#### 本文:
------------------------------

The course will be conducted in English, and is designed to help students to improve their reading
skill, to learn to communicate actively in English about information, ideas and issues in the
readings, and to function in a student-centered, English-speaking classroom environment.
(1)英語ⅠA ・英語ⅠB ともに,各クラスの定員は原則25名とする。
(2)英語ⅠA ・英語ⅠB ともに,習熟度に応じて「発展」「標準」「基礎強化」 の 3 つのレベルのクラスを設け,履修者
は各自に推奨されたレベルのクラスを受講することを原則とする。
英語Ⅰ B の習熟度(レベル)である,基礎強化レベル(Lower Intermediate Level),標準レベル(Intermediate
Level),発展レベル(Upper Intermediate Level)の概要は以下のようなものである。

------------------------------

#### 表示データ:
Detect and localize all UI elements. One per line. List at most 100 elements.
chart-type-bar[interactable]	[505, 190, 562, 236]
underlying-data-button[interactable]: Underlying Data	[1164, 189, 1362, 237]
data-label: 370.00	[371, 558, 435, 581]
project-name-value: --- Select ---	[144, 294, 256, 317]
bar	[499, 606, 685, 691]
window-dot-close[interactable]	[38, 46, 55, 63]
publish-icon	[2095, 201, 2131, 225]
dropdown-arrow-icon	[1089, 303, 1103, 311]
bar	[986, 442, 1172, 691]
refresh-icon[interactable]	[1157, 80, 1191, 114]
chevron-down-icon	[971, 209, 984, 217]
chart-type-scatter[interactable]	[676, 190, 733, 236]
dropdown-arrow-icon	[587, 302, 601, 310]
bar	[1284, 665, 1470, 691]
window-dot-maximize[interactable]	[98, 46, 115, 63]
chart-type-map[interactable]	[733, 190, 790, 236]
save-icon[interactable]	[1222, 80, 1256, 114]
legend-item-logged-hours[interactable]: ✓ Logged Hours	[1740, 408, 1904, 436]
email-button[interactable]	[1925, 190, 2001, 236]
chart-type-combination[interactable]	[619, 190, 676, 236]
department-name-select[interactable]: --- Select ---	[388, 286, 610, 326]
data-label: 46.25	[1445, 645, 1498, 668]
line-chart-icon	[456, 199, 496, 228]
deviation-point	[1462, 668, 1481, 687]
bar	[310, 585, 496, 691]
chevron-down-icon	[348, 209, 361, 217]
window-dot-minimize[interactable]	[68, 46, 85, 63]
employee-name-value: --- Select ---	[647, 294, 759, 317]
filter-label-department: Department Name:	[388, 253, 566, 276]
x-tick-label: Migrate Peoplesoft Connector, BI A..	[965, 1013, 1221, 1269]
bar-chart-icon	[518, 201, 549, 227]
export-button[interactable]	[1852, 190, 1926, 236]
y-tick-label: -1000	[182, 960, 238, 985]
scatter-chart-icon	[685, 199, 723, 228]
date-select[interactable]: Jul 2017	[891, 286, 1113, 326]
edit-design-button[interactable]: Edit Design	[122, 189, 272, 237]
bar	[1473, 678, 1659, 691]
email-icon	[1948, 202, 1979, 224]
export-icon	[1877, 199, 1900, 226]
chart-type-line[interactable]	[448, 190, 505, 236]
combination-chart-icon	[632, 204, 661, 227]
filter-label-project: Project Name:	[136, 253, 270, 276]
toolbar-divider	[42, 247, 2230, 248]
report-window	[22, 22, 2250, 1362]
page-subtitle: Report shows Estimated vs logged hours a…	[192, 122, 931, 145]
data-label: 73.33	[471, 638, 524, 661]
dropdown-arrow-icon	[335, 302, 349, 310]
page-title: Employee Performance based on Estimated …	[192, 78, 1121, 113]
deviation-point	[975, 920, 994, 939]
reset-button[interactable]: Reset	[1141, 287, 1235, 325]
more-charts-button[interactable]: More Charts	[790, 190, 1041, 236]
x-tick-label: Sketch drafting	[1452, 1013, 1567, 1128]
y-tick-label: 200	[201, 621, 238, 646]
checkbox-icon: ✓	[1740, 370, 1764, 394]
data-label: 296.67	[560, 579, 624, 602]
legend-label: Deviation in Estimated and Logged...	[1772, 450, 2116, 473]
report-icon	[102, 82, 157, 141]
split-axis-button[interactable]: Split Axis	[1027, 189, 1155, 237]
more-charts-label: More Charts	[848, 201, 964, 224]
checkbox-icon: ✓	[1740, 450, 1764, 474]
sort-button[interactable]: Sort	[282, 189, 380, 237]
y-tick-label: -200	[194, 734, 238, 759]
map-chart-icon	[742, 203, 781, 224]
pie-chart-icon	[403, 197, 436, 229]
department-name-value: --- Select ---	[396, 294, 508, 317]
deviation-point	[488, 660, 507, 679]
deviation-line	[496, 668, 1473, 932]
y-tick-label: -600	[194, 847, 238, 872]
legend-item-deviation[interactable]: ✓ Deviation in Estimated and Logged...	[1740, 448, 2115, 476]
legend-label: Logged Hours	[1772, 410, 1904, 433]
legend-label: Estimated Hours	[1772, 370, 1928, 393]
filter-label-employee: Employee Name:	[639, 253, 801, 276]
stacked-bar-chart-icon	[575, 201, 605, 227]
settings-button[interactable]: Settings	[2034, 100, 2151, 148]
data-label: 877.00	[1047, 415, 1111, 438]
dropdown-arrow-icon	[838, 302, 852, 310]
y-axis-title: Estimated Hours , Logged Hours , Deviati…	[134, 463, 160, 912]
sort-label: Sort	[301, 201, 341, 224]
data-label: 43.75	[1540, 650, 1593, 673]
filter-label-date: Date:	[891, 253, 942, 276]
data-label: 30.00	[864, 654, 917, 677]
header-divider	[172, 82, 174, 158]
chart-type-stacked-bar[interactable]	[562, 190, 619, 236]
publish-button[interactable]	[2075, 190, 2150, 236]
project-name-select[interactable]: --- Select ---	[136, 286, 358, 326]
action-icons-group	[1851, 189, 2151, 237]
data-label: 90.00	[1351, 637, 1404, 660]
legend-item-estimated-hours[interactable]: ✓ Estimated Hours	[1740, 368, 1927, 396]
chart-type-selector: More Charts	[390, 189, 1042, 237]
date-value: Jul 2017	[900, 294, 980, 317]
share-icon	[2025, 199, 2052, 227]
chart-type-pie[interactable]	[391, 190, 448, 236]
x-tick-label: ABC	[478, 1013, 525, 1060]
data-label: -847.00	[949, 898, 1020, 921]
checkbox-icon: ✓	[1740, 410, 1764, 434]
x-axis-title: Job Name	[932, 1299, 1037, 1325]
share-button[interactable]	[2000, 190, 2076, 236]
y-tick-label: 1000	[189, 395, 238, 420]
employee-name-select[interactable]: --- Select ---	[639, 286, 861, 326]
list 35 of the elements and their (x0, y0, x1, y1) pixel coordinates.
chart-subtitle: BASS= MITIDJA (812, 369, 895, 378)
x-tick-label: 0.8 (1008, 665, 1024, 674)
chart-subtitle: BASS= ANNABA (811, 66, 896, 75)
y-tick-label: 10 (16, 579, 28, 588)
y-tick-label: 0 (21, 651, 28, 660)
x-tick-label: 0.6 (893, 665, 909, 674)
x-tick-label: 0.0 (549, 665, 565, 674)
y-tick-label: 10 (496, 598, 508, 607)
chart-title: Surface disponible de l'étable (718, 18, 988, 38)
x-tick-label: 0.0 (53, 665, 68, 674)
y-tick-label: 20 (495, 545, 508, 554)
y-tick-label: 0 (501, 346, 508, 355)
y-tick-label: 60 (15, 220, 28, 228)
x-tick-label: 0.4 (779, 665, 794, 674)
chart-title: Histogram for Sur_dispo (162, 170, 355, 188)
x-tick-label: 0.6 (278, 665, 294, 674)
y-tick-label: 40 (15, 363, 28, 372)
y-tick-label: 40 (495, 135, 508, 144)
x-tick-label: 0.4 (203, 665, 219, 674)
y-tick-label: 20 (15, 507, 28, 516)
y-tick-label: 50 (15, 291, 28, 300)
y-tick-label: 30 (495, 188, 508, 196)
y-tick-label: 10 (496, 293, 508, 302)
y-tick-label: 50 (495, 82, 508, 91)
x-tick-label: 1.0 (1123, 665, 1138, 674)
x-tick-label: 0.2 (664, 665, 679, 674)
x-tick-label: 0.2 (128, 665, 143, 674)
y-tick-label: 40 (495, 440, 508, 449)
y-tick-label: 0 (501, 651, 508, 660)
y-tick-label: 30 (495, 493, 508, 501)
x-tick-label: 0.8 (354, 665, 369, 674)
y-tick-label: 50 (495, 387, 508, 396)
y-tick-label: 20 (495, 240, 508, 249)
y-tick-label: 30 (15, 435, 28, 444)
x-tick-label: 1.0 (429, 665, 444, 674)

------------------------------

#### 課題:
英語Ⅰの授業についての本文を、一字一句変えずに全文出力すること。 データはこの作業に一切関係しない。

#### 解答:
The course will be conducted in English, and is designed to help students to improve their reading
skill, to learn to communicate actively in English about information, ideas and issues in the
readings, and to function in a student-centered, English-speaking classroom environment.
(1)英語ⅠA ・英語ⅠB ともに,各クラスの定員は原則25名とする。
(2)英語ⅠA ・英語ⅠB ともに,習熟度に応じて「発展」「標準」「基礎強化」 の 3 つのレベルのクラスを設け,履修者
は各自に推奨されたレベルのクラスを受講することを原則とする。
英語Ⅰ B の習熟度(レベル)である,基礎強化レベル(Lower Intermediate Level),標準レベル(Intermediate
Level),発展レベル(Upper Intermediate Level)の概要は以下のようなものである。